Chesapeake Energy Corp. CEO Aubrey McClendon said Monday he was confident that the company would complete several planned property sales this year to plug a funding gap estimated at $10 billion.
"We will get our asset sales done," he told energy analysts during an early morning conference call.
The CEO's confidence and news of a $3 billion unsecured loan completed late Friday appeared to inspire investors, who lifted the price by 4.79% to end at $15.52 in an otherwise down market. More than 78.5 million shares traded hands, triple the average daily volume, but the trades failed to recover from heavy losses on Friday (see Daily GPI, May 14).
Chesapeake late Friday completed a $3 billion unsecured loan with Goldman Sachs Bank USA and affiliates of Jefferies Group Inc., with the net proceeds to be used to repay the revolving credit facility. The term loan is to be paid off once Chesapeake completes asset sales that already were planned this year, including the prized Permian Basin portfolio, which may be worth as much as $8 billion. Also to be monetized is a portion of the company's Mississippian Lime properties, which likely will be completed through a joint venture.
"The Goldman and Jefferies term loan provides Chesapeake with greatly enhanced financial flexibility," said McClendon. "We firmly believe this term loan answers the most important question about Chesapeake in the marketplace today. Will we have enough financial fire power to be able to complete our pending asset sales and to finish our transition to a more liquid-focused producer, thereby generating much higher returns on capital than we've been able to deliver in the past, as primarily a natural gas producer?
"We now have substantially enhanced our liquidity, and that will ensure that we can conduct our asset monetization transactions from a position of strength. We greatly appreciate the support of our financial advisers, Goldman and Jefferies and the confidence we have demonstrated in the value of our assets and our ability to achieve our asset sale objectives. We remain focused and committed on delivering the $9.5 billion to $11 billion in asset sales we have scheduled to complete during the remainder of 2012."
The data room for the Permian properties opened last week and buyers already are lined up, said the CEO.
However, the third leg of the monetizations, a planned volumetric production payment (VPP) in the Eagle Ford Shale, has been cancelled. It was to have given Chesapeake an estimated $1 billion in proceeds and it was "a key element of our 2Q2012 financial plan." Basically, a VPP gives the buyer a share of a leasehold's produced oil or gas in exchange for an upfront payment. While it gives the seller upfront cash, it delays the producer's output over a period of time, since that is directed to the buyer.

- _SHORT PROBLEM 1_
According to the article on Chesapeake's asset sales, why does a volumetric production payment delay the seller's output? Answer in one to three sentences.
- _SHORT PROBLEM 2_
Write the next paragraph of the article on Chesapeake's asset sales, picking up after its final sentence.

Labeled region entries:
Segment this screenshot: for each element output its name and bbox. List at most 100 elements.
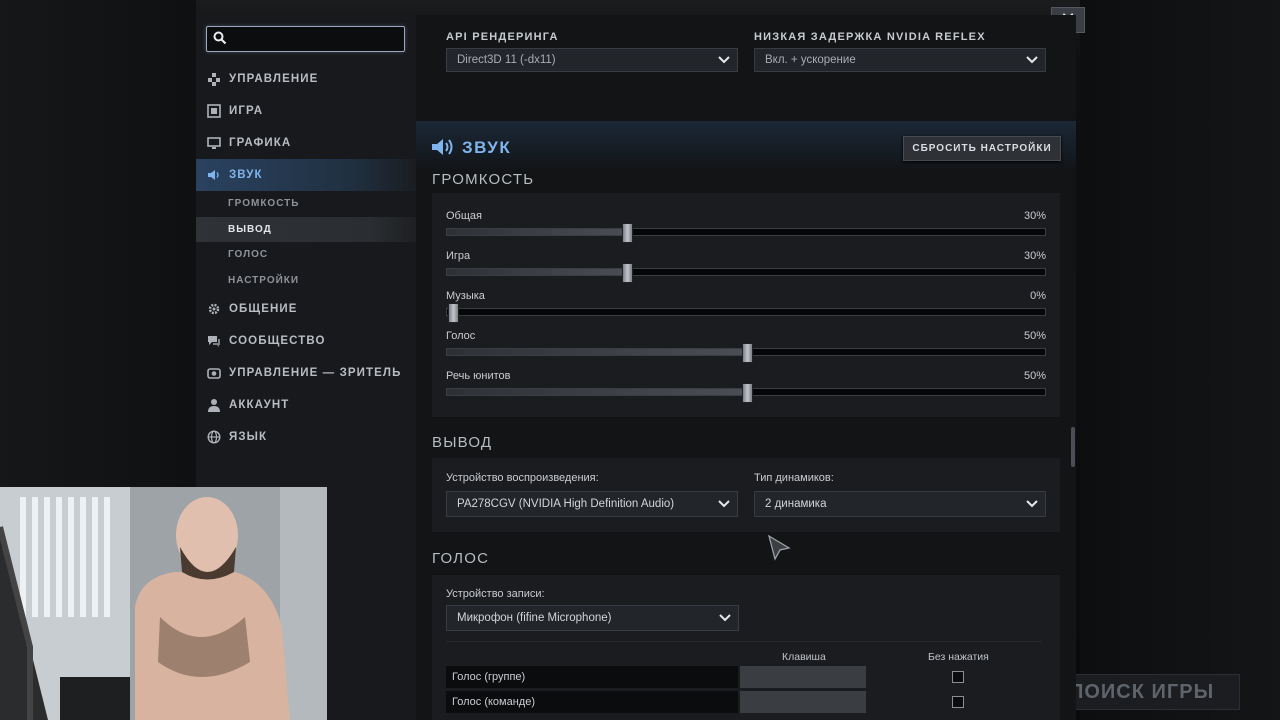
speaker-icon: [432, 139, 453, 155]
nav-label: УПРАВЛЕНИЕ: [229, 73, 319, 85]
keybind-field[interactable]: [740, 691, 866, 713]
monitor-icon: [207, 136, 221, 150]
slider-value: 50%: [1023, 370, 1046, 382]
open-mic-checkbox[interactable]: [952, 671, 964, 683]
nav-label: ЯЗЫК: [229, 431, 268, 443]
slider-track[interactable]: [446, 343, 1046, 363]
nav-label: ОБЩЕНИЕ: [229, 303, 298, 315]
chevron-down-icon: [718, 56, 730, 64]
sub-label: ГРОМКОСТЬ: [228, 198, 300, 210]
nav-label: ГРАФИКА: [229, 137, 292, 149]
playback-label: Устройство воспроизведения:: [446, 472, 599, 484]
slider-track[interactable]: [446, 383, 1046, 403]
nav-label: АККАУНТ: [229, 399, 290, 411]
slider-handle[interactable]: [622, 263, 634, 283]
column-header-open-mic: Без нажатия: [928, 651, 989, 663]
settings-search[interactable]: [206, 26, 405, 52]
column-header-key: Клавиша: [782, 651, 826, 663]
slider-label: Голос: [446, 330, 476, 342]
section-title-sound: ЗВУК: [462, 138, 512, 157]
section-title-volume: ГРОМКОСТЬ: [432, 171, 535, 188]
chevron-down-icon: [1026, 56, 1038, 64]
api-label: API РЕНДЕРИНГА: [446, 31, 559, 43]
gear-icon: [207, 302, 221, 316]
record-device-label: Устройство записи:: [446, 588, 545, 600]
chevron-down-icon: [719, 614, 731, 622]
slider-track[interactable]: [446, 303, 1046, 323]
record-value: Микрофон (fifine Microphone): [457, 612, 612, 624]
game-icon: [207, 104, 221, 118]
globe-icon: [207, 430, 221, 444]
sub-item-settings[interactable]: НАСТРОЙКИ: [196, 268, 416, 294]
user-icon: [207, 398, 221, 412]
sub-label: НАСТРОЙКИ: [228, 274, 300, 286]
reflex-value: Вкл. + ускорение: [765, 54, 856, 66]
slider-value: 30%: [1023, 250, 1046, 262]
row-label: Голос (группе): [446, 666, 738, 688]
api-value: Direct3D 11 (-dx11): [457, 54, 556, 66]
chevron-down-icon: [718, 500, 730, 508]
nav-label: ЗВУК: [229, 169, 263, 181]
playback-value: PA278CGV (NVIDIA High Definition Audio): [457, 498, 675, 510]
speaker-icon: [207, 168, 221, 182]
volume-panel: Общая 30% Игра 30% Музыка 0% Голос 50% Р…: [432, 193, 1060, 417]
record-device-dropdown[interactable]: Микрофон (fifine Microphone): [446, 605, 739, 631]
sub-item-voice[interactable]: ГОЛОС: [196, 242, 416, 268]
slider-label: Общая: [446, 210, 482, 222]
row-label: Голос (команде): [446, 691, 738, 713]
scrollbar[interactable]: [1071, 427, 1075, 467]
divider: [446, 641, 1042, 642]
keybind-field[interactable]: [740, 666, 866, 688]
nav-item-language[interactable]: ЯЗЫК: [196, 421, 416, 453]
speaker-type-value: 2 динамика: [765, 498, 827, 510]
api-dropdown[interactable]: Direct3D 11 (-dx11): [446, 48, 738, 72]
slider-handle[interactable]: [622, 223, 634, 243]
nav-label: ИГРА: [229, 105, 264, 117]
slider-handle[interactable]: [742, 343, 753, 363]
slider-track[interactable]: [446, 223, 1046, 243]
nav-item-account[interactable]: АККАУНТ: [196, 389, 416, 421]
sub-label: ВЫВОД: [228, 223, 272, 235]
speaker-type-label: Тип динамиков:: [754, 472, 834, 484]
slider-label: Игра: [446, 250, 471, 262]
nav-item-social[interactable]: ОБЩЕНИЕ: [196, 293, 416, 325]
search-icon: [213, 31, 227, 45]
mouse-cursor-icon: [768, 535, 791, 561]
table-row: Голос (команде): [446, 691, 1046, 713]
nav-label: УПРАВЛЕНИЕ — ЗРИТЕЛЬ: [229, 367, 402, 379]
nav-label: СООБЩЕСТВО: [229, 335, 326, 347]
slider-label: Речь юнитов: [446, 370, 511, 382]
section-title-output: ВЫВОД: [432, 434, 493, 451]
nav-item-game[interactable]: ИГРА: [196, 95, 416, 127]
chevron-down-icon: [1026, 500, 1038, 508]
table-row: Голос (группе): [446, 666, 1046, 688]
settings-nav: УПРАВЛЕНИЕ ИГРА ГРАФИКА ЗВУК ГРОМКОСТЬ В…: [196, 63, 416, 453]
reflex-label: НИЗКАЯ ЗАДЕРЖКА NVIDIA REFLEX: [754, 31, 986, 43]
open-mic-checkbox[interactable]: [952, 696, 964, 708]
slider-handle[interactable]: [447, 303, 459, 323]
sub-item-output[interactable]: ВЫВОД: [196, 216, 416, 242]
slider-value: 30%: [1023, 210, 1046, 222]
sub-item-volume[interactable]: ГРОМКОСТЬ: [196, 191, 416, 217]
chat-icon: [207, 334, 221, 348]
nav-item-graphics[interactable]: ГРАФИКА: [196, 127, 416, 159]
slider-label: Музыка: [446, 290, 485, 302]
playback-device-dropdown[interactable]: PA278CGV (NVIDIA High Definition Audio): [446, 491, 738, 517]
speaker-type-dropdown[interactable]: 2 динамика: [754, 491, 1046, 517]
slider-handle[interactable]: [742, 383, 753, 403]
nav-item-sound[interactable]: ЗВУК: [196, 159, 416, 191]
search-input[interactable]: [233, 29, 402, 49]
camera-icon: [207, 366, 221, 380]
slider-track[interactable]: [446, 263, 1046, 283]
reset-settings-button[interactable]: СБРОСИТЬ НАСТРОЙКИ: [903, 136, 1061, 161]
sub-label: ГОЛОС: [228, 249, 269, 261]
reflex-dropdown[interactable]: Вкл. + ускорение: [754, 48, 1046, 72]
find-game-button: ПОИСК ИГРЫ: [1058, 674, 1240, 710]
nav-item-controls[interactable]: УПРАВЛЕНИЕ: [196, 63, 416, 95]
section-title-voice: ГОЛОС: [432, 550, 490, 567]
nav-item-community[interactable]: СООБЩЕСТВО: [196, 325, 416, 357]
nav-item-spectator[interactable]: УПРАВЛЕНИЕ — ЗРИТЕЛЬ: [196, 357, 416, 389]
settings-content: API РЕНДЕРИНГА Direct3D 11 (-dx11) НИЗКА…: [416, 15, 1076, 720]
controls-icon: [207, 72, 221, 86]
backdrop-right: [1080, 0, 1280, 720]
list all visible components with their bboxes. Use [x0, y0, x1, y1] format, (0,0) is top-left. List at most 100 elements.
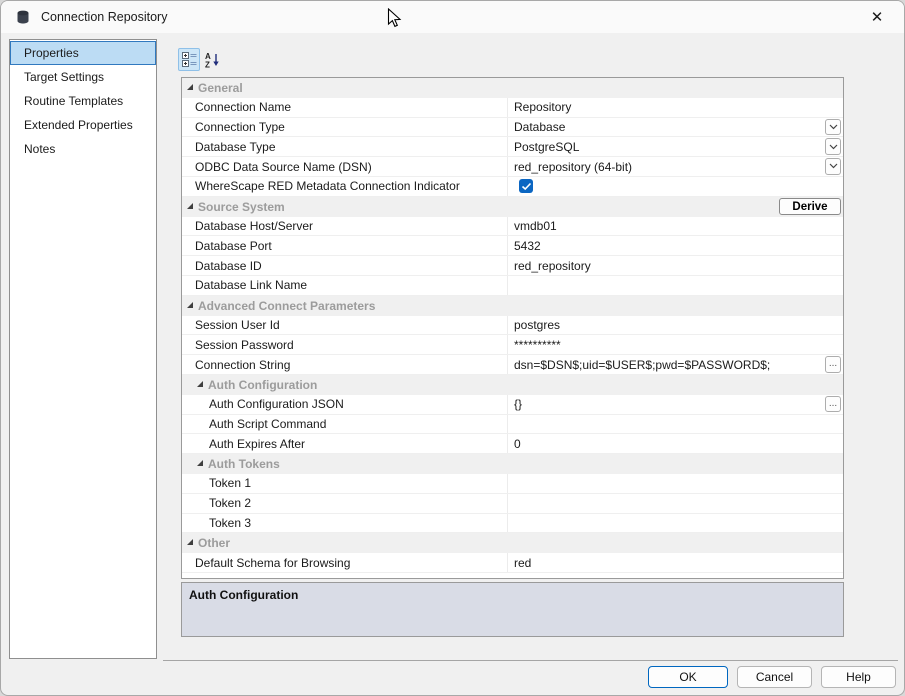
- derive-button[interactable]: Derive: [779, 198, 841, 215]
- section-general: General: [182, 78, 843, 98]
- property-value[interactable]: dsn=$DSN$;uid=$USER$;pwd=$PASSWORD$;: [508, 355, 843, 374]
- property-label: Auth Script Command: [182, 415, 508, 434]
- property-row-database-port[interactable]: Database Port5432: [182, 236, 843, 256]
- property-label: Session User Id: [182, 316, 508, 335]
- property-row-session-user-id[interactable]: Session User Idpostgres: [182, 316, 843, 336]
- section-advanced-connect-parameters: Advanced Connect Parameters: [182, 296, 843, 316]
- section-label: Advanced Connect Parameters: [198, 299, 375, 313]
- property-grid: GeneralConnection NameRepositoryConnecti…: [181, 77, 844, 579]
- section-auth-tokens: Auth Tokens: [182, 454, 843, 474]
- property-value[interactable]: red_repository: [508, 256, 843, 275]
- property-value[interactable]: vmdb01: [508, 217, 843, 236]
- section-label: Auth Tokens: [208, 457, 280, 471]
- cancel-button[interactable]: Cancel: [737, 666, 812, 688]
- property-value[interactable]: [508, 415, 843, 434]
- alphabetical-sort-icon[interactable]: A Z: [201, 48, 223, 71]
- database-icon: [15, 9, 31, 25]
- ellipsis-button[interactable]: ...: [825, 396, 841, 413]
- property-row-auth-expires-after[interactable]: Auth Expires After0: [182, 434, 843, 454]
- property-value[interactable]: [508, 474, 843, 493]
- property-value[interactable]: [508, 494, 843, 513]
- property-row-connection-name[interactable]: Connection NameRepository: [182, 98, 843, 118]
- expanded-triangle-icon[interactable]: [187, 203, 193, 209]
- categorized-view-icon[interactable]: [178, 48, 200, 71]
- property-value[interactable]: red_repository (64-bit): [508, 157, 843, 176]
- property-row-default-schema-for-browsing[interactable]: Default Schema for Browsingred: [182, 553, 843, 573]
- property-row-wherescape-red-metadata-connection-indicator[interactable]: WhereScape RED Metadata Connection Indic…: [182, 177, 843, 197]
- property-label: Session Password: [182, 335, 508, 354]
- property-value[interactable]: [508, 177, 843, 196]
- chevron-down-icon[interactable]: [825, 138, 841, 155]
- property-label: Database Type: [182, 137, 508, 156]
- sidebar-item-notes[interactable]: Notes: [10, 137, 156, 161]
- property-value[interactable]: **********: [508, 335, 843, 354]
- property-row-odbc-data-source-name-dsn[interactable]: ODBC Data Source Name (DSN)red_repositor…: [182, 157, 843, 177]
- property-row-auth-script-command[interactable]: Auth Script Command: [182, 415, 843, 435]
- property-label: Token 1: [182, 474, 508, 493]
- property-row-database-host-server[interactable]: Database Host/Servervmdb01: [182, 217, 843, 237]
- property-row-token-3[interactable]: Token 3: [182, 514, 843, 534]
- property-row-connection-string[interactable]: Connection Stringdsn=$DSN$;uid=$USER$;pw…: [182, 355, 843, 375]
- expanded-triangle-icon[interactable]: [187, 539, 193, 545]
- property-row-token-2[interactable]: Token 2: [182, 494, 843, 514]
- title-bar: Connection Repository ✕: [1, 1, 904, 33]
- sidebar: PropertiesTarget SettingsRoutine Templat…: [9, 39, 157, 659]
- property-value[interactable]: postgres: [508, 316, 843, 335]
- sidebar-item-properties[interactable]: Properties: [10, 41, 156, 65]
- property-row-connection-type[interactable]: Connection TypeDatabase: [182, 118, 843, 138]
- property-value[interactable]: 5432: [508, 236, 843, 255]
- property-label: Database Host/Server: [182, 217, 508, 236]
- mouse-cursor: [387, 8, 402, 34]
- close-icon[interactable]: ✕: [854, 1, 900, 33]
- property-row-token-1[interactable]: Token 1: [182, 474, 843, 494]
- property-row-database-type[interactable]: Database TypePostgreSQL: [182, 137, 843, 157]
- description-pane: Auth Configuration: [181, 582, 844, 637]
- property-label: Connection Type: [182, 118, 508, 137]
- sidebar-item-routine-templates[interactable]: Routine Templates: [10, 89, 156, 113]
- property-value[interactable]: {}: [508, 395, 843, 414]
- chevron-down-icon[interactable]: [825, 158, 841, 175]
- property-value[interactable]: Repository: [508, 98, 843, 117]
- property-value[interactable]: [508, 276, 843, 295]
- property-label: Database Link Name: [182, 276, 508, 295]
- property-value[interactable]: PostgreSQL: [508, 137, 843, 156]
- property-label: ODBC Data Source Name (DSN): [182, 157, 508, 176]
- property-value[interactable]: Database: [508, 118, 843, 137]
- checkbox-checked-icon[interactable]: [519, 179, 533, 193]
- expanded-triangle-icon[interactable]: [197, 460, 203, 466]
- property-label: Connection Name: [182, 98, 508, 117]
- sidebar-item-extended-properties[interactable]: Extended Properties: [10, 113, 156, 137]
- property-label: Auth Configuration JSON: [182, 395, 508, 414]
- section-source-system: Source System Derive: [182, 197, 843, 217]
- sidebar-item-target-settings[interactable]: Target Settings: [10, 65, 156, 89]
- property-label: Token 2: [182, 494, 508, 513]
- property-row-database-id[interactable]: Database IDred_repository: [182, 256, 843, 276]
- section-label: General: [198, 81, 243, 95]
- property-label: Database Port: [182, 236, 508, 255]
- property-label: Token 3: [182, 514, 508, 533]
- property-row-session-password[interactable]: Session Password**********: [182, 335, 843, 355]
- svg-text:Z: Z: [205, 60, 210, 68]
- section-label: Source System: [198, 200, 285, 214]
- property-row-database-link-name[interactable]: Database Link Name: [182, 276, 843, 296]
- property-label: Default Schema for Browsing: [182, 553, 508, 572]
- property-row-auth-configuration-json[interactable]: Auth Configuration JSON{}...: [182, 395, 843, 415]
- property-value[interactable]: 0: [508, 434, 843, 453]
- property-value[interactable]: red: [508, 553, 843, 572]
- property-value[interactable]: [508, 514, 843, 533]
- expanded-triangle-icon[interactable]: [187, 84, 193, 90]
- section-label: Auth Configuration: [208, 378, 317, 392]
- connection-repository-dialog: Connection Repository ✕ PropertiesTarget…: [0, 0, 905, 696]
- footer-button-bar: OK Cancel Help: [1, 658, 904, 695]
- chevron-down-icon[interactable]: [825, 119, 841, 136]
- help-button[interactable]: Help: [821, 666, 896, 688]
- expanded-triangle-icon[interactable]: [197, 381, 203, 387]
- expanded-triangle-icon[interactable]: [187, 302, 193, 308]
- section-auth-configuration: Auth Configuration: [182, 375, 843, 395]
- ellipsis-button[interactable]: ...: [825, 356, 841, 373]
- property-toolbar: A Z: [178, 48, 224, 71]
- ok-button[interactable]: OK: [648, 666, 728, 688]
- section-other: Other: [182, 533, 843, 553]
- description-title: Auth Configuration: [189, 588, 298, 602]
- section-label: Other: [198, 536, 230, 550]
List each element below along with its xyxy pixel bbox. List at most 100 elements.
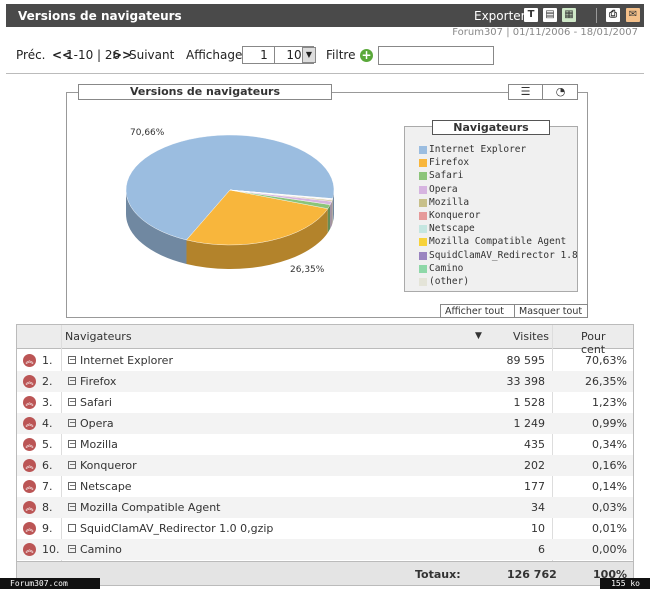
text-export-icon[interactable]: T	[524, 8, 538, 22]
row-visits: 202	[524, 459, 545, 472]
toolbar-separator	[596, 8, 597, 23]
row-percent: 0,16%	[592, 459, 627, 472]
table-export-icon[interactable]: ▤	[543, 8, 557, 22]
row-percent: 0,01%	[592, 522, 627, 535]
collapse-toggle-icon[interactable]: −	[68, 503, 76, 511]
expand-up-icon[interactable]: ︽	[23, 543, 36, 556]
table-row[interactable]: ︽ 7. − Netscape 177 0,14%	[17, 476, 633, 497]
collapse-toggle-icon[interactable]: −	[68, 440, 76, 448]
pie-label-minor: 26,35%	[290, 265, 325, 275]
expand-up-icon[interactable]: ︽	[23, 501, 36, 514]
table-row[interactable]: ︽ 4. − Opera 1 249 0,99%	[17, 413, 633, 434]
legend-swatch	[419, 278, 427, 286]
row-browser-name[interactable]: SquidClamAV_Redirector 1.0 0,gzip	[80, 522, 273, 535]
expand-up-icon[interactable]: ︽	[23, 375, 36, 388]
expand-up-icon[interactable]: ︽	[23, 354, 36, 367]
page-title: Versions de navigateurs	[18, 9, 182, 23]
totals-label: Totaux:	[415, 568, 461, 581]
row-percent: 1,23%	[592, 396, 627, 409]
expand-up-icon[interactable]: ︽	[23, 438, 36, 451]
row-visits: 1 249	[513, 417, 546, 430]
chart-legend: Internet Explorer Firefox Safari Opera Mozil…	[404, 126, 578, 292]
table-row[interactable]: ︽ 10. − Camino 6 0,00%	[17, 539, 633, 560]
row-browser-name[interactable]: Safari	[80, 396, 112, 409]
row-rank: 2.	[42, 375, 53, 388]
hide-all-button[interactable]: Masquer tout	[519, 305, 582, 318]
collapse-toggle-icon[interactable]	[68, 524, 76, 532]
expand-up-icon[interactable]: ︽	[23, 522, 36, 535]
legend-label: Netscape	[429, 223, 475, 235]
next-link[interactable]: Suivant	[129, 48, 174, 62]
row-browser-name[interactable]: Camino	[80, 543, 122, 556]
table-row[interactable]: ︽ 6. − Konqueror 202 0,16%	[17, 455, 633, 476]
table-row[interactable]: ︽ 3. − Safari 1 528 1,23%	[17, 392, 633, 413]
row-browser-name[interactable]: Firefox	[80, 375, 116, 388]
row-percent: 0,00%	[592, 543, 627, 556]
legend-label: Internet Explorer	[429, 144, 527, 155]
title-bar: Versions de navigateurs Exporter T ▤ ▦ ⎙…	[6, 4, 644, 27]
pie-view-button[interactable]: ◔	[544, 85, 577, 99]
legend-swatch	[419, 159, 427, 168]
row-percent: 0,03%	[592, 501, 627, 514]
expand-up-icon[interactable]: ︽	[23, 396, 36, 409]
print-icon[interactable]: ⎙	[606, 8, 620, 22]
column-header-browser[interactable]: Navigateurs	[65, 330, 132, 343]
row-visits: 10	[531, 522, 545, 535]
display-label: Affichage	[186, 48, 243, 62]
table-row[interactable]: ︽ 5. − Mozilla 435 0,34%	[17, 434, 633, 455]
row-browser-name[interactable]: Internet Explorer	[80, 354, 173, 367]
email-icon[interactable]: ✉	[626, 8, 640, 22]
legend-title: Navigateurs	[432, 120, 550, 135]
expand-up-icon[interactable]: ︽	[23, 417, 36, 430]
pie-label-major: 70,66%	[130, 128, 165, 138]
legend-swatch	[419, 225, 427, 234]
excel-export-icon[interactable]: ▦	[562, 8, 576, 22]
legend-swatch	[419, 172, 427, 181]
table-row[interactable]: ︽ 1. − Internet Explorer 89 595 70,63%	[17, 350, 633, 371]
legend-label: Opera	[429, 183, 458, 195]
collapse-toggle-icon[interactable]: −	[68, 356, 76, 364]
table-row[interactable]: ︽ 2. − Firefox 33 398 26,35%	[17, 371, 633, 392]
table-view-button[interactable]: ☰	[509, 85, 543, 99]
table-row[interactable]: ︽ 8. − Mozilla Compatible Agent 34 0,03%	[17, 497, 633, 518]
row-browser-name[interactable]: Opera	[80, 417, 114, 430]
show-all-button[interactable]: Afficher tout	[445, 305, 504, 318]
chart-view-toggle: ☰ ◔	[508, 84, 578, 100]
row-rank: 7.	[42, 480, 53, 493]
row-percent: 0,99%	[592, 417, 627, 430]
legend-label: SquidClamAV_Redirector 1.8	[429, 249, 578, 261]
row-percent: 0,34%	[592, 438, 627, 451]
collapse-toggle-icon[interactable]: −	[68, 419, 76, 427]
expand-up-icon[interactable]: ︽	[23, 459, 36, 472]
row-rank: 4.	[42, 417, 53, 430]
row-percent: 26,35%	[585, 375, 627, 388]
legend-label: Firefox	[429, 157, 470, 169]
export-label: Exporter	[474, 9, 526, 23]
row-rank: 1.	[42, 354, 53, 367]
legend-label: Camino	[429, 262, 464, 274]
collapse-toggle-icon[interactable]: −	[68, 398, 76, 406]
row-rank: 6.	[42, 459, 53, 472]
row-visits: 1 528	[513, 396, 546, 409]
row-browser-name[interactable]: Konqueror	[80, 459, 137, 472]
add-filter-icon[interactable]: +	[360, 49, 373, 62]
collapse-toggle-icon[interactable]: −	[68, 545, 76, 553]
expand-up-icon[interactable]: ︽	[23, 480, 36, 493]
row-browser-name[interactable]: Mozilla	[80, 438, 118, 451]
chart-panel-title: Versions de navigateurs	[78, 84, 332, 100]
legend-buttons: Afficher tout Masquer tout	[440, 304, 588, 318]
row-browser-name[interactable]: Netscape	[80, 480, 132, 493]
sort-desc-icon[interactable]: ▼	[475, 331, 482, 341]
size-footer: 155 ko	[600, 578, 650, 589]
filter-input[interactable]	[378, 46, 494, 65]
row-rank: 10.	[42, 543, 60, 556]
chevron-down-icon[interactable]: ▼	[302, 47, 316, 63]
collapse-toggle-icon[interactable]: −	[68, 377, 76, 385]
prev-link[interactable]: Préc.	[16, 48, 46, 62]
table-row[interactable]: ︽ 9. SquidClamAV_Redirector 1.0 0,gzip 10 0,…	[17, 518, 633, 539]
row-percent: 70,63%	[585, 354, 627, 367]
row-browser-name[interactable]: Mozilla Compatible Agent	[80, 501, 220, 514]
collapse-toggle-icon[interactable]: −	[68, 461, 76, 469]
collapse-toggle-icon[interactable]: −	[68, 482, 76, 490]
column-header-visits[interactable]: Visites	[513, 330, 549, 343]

- _RIGHT ANSWER 1_
In a volumetric production payment, the buyer pays upfront in exchange for a share of the oil or gas a leasehold produces. That output goes to the buyer over a period of time, so the seller gets cash now but not that production.

- _RIGHT ANSWER 2_
Chesapeake already has 10 VPPs in place for some of its onshore leaseholds, in which it has publicly disclosed that it has received $6.4 billion. The Wall Street Journal reported last week that Chesapeake has about $1.4 billion of unreported liabilities over the next decade associated with the VPPs, beginning with $300 million this year and in 2013.
Instead of participating in another VPP, "we've identified other assets that are noncore to the company that will enable us to reach...our [sales goal] for the remainder of the year," McClendon said. "We also plan to sell sufficient noncore assets in 2013 to make sure we are well funded next year, as we complete our natural gas-to-liquids transition and reach our goal of being free-cash-flow positive in 2014.
"Believe me, Chesapeake's management team is very, very focused on getting this funding gap issues behind us once and for all and as early as possible.We will sell sufficient assets in 2013 to make sure we are well funded next year and reach our goal to be cash flow positive and get our funding issues behind us once and for all."
This year Chesapeake is "moving from asset capture to asset harvest," McClendon noted. Over the past seven years the company has participated in an "asset resource revolution," but the transition to more liquids plays, begun two years ago, "has not been easy with gas prices at 10-year lows."
There is "no CEO more determined or motivated than I am," he told analysts. "I understand fully where we are, where we've been and where we are going."
According to Canaccord Genuity's John Gerdes and Ryan Oatman, the Goldman/Jefferies term loan is repayable anytime this year without penalty "at par value" because it doesn't mature until late 2017 and thus proves a positive for Chesapeake. The duo previously had forecast that Chesapeake would be fully drawn on its revolver in 3Q2012, which put liquidity as their top concern above corporate governance.
"This loan fully assuages the mounting liquidity concerns and also puts Chesapeake in a better negotiating position for its planned asset sales," said Gerdes and Oatman. "We believe Chesapeake needs to hit the low end of its $9-11.5 billion monetization target to achieve its goal of $9.5 billion in net debt at year-end 2012. This should occur as the Permian Basin alone is worth $7 billion in our view ($75,000/boe/d-plus and $3,000/acre)."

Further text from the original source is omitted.